_Exercise brief_
In the material below, find every line with "heart" and pull it out.

--- start of Available data ---

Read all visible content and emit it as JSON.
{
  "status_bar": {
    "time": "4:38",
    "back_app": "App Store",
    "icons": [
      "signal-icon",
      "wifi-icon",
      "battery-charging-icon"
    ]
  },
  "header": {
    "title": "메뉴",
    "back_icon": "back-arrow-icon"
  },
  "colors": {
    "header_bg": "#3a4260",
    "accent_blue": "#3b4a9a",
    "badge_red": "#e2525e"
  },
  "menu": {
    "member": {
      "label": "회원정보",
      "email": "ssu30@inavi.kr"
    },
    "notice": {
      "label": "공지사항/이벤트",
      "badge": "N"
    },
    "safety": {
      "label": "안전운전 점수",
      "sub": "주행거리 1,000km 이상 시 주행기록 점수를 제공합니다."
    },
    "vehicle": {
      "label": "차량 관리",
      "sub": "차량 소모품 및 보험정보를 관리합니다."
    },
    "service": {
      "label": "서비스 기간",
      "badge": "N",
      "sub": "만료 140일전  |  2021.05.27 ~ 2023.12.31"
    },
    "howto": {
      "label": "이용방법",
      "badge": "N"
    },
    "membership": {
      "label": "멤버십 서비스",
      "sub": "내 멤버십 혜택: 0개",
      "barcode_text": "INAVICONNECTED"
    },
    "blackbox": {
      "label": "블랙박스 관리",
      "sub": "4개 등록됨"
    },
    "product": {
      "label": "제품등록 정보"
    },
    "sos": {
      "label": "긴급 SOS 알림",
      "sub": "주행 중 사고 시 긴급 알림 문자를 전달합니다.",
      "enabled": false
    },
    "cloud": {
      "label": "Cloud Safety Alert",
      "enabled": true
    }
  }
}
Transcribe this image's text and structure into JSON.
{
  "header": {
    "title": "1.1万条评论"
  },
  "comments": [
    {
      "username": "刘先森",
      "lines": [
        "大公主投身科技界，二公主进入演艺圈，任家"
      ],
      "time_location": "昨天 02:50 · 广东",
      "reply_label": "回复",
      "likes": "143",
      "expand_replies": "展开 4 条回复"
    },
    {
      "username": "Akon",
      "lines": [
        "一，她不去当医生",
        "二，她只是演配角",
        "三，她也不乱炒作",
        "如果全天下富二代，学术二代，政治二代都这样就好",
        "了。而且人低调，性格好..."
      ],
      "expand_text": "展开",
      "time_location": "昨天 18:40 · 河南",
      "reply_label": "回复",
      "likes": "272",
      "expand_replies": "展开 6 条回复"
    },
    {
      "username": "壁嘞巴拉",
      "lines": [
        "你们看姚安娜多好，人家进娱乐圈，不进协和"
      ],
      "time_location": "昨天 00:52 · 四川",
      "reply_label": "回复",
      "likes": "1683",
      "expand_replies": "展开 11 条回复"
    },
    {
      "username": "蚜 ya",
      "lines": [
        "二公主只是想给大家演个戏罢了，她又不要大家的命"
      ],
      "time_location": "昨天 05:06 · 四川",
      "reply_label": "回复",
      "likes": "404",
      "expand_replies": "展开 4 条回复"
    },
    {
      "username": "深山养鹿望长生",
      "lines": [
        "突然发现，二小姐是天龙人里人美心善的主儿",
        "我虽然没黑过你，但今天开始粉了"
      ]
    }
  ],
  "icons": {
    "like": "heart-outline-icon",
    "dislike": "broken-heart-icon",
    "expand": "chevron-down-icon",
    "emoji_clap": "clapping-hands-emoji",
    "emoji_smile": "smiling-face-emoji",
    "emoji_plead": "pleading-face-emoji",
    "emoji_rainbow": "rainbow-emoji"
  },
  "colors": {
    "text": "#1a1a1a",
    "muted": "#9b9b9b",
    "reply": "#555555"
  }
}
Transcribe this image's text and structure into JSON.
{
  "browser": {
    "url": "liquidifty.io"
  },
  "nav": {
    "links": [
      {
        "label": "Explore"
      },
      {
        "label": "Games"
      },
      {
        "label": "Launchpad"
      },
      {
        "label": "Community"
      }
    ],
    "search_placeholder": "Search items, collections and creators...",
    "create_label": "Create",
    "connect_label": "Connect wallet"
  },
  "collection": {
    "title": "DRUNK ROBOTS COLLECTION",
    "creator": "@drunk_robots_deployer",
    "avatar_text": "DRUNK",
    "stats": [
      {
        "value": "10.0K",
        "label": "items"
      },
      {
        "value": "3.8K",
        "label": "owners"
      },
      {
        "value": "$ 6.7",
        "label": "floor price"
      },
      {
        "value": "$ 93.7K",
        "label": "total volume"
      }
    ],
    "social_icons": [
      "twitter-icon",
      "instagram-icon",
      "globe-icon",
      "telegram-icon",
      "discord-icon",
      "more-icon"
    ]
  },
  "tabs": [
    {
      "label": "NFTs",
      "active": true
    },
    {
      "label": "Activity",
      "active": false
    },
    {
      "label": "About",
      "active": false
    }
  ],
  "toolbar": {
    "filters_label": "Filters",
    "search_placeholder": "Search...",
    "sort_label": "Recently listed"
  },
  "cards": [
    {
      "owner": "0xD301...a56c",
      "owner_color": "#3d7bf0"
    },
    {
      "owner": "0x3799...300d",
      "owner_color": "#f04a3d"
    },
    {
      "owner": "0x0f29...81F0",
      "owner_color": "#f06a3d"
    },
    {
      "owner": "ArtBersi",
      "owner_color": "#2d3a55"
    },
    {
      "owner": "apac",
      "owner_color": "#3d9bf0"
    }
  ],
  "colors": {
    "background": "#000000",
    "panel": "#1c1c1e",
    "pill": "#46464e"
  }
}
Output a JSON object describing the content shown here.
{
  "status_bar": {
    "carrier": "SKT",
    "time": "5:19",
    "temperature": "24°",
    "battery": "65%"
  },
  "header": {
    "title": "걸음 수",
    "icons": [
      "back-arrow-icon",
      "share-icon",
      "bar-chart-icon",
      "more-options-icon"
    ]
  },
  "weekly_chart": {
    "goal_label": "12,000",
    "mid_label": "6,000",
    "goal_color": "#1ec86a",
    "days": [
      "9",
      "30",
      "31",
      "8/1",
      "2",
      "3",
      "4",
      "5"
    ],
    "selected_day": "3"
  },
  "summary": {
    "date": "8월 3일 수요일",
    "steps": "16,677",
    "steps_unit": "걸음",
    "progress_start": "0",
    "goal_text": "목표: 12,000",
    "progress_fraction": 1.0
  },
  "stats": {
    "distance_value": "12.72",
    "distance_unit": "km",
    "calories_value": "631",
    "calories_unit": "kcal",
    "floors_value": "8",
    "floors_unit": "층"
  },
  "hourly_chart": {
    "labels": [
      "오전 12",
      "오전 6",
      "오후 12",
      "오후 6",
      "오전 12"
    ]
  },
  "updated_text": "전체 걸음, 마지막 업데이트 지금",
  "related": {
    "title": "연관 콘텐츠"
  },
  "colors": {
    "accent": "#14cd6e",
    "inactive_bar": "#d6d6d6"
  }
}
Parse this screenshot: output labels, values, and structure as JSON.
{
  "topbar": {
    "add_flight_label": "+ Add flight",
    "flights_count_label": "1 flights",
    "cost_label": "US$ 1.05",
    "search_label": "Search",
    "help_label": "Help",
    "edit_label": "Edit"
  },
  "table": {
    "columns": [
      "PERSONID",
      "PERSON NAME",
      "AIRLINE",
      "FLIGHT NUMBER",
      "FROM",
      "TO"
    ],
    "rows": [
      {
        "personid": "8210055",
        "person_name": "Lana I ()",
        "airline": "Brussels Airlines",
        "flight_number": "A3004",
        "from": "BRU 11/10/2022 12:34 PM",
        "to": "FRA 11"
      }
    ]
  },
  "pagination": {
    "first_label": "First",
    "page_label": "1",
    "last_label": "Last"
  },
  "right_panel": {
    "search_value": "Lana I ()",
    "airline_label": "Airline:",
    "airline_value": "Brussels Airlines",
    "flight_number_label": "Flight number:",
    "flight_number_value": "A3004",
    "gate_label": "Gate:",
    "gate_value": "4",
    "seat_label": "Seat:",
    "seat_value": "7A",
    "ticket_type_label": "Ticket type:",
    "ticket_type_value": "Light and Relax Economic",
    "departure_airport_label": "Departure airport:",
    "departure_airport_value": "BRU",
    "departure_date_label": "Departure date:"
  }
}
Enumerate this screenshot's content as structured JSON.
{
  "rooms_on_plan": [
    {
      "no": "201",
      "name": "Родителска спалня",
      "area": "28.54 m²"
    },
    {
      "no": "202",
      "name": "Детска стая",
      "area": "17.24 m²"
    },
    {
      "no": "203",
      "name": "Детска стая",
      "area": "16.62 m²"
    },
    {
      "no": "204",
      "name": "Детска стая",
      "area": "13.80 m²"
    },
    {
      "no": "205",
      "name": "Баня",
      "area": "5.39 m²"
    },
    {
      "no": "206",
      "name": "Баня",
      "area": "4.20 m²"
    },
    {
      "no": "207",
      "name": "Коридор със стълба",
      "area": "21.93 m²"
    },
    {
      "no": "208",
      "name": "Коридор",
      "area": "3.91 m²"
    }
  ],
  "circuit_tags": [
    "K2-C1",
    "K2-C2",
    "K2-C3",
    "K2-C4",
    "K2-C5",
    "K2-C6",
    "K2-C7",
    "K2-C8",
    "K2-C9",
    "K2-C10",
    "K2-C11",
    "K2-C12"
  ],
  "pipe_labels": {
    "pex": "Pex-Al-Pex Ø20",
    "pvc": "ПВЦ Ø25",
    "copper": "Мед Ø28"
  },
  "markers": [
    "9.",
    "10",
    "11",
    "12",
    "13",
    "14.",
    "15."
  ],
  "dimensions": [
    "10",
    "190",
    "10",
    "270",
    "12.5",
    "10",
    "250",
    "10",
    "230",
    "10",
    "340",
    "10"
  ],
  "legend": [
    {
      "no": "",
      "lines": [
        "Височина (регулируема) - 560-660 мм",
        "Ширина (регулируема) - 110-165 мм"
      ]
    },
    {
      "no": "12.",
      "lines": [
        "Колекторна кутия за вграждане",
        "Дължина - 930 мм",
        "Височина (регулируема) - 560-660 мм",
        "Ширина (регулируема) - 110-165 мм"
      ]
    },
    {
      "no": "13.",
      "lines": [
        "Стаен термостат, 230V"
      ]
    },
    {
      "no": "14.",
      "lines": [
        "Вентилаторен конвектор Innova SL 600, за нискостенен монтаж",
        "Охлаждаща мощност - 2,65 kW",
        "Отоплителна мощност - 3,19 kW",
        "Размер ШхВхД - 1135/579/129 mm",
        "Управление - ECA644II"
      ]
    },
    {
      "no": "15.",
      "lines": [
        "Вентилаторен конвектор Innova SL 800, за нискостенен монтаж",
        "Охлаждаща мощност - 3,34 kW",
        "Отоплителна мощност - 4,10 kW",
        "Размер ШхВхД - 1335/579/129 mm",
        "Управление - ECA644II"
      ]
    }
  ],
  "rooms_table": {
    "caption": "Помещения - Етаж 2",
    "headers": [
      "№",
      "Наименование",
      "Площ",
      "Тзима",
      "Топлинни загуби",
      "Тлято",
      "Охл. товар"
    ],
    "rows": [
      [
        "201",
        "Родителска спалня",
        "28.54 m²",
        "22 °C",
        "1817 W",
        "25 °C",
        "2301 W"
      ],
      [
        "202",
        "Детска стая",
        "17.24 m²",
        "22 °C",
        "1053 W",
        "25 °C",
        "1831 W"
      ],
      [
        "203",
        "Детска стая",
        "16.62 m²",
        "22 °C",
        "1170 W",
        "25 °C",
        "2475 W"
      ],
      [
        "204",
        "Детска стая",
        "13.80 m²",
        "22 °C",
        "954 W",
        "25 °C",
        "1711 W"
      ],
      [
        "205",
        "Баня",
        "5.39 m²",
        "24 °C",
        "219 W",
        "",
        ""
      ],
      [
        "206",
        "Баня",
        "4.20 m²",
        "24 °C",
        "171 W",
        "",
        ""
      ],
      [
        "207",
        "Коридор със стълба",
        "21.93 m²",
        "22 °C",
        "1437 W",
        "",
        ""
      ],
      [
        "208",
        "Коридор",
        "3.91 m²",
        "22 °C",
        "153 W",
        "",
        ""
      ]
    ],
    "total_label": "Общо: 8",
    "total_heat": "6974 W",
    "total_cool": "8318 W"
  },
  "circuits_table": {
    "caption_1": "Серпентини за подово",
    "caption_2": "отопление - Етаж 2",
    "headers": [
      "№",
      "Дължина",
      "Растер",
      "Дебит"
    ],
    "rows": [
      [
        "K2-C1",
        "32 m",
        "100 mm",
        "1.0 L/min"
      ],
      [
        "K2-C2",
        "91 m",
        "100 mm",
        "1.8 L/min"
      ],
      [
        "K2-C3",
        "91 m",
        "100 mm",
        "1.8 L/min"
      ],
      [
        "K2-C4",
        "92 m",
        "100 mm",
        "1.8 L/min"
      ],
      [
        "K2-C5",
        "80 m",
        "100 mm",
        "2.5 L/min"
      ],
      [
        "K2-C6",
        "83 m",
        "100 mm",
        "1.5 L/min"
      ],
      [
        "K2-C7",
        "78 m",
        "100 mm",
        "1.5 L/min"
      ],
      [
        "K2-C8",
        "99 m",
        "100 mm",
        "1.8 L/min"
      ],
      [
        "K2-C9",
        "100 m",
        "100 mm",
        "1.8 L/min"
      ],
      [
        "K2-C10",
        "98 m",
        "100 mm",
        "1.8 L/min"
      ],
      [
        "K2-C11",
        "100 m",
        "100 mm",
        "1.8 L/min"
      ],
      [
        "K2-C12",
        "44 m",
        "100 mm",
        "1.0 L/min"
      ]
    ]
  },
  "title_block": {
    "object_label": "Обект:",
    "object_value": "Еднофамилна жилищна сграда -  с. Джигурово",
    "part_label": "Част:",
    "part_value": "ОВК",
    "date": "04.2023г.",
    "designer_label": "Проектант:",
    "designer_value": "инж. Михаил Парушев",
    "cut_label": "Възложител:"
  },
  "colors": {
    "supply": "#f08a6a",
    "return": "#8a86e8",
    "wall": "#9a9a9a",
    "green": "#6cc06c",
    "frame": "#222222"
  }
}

--- end of Available data ---

_Answer to the exercise_
    "like": "heart-outline-icon",
    "dislike": "broken-heart-icon",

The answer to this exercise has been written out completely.